EXERCISE REQUIREMENTS ▸ Pick out every line of the entries below where "icon" occurs, and copy those lines.

## begin MATERIAL PROVIDED

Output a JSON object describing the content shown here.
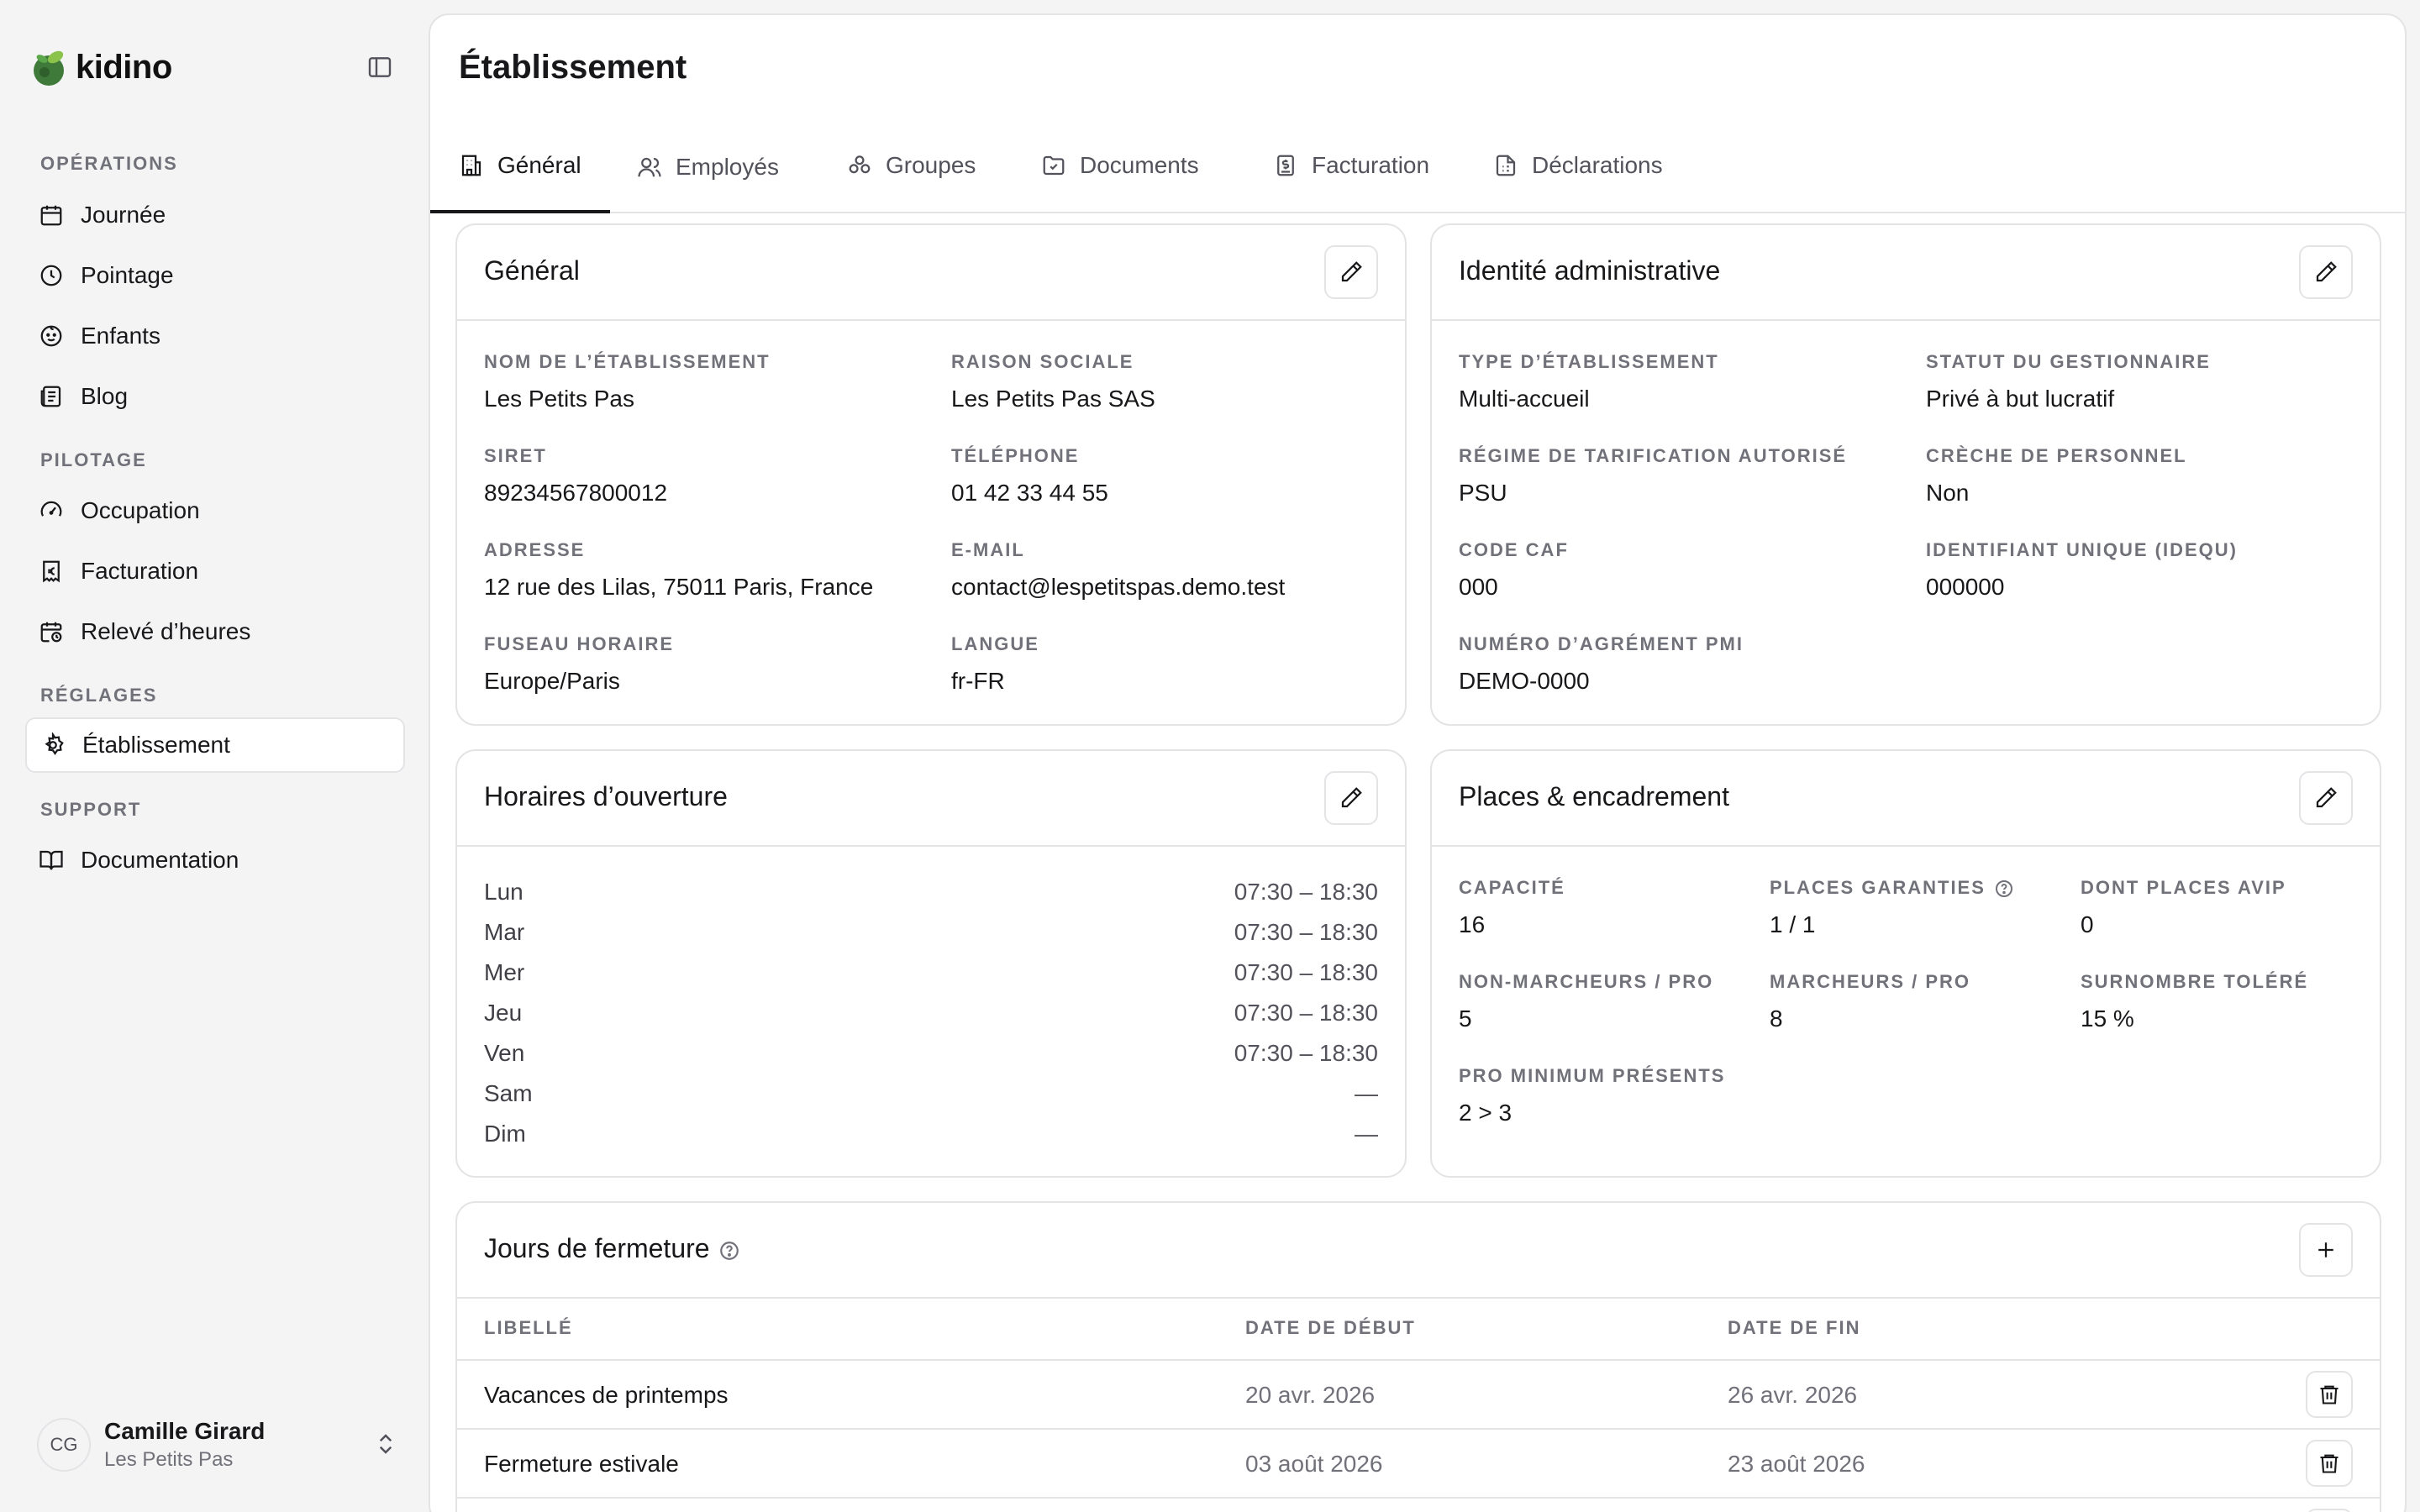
{
  "brand": {
    "name": "kidino"
  },
  "sidebar": {
    "sections": [
      {
        "title": "OPÉRATIONS",
        "items": [
          "Journée",
          "Pointage",
          "Enfants",
          "Blog"
        ]
      },
      {
        "title": "PILOTAGE",
        "items": [
          "Occupation",
          "Facturation",
          "Relevé d’heures"
        ]
      },
      {
        "title": "RÉGLAGES",
        "items": [
          "Établissement"
        ]
      },
      {
        "title": "SUPPORT",
        "items": [
          "Documentation"
        ]
      }
    ],
    "active_item": "Établissement"
  },
  "user": {
    "initials": "CG",
    "name": "Camille Girard",
    "org": "Les Petits Pas"
  },
  "page": {
    "title": "Établissement"
  },
  "tabs": [
    {
      "label": "Général",
      "icon": "building-icon",
      "active": true
    },
    {
      "label": "Employés",
      "icon": "users-icon"
    },
    {
      "label": "Groupes",
      "icon": "groups-icon"
    },
    {
      "label": "Documents",
      "icon": "folder-icon"
    },
    {
      "label": "Facturation",
      "icon": "invoice-icon"
    },
    {
      "label": "Déclarations",
      "icon": "file-text-icon"
    }
  ],
  "general": {
    "title": "Général",
    "fields": [
      {
        "label": "NOM DE L’ÉTABLISSEMENT",
        "value": "Les Petits Pas"
      },
      {
        "label": "RAISON SOCIALE",
        "value": "Les Petits Pas SAS"
      },
      {
        "label": "SIRET",
        "value": "89234567800012"
      },
      {
        "label": "TÉLÉPHONE",
        "value": "01 42 33 44 55"
      },
      {
        "label": "ADRESSE",
        "value": "12 rue des Lilas, 75011 Paris, France"
      },
      {
        "label": "E-MAIL",
        "value": "contact@lespetitspas.demo.test"
      },
      {
        "label": "FUSEAU HORAIRE",
        "value": "Europe/Paris"
      },
      {
        "label": "LANGUE",
        "value": "fr-FR"
      }
    ]
  },
  "identity": {
    "title": "Identité administrative",
    "fields": [
      {
        "label": "TYPE D’ÉTABLISSEMENT",
        "value": "Multi-accueil"
      },
      {
        "label": "STATUT DU GESTIONNAIRE",
        "value": "Privé à but lucratif"
      },
      {
        "label": "RÉGIME DE TARIFICATION AUTORISÉ",
        "value": "PSU"
      },
      {
        "label": "CRÈCHE DE PERSONNEL",
        "value": "Non"
      },
      {
        "label": "CODE CAF",
        "value": "000"
      },
      {
        "label": "IDENTIFIANT UNIQUE (IDEQU)",
        "value": "000000"
      },
      {
        "label": "NUMÉRO D’AGRÉMENT PMI",
        "value": "DEMO-0000"
      }
    ]
  },
  "hours": {
    "title": "Horaires d’ouverture",
    "rows": [
      {
        "day": "Lun",
        "value": "07:30 – 18:30"
      },
      {
        "day": "Mar",
        "value": "07:30 – 18:30"
      },
      {
        "day": "Mer",
        "value": "07:30 – 18:30"
      },
      {
        "day": "Jeu",
        "value": "07:30 – 18:30"
      },
      {
        "day": "Ven",
        "value": "07:30 – 18:30"
      },
      {
        "day": "Sam",
        "value": "—"
      },
      {
        "day": "Dim",
        "value": "—"
      }
    ]
  },
  "places": {
    "title": "Places & encadrement",
    "fields": [
      {
        "label": "CAPACITÉ",
        "value": "16"
      },
      {
        "label": "PLACES GARANTIES",
        "value": "1 / 1",
        "help": true
      },
      {
        "label": "DONT PLACES AVIP",
        "value": "0"
      },
      {
        "label": "NON-MARCHEURS / PRO",
        "value": "5"
      },
      {
        "label": "MARCHEURS / PRO",
        "value": "8"
      },
      {
        "label": "SURNOMBRE TOLÉRÉ",
        "value": "15 %"
      },
      {
        "label": "PRO MINIMUM PRÉSENTS",
        "value": "2 > 3"
      }
    ]
  },
  "closures": {
    "title": "Jours de fermeture",
    "columns": [
      "LIBELLÉ",
      "DATE DE DÉBUT",
      "DATE DE FIN"
    ],
    "rows": [
      {
        "label": "Vacances de printemps",
        "start": "20 avr. 2026",
        "end": "26 avr. 2026"
      },
      {
        "label": "Fermeture estivale",
        "start": "03 août 2026",
        "end": "23 août 2026"
      }
    ]
  }
}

## end MATERIAL PROVIDED

IN RESPONSE ▸
      "icon": "building-icon",
      "icon": "users-icon"
      "icon": "groups-icon"
      "icon": "folder-icon"
      "icon": "invoice-icon"
      "icon": "file-text-icon"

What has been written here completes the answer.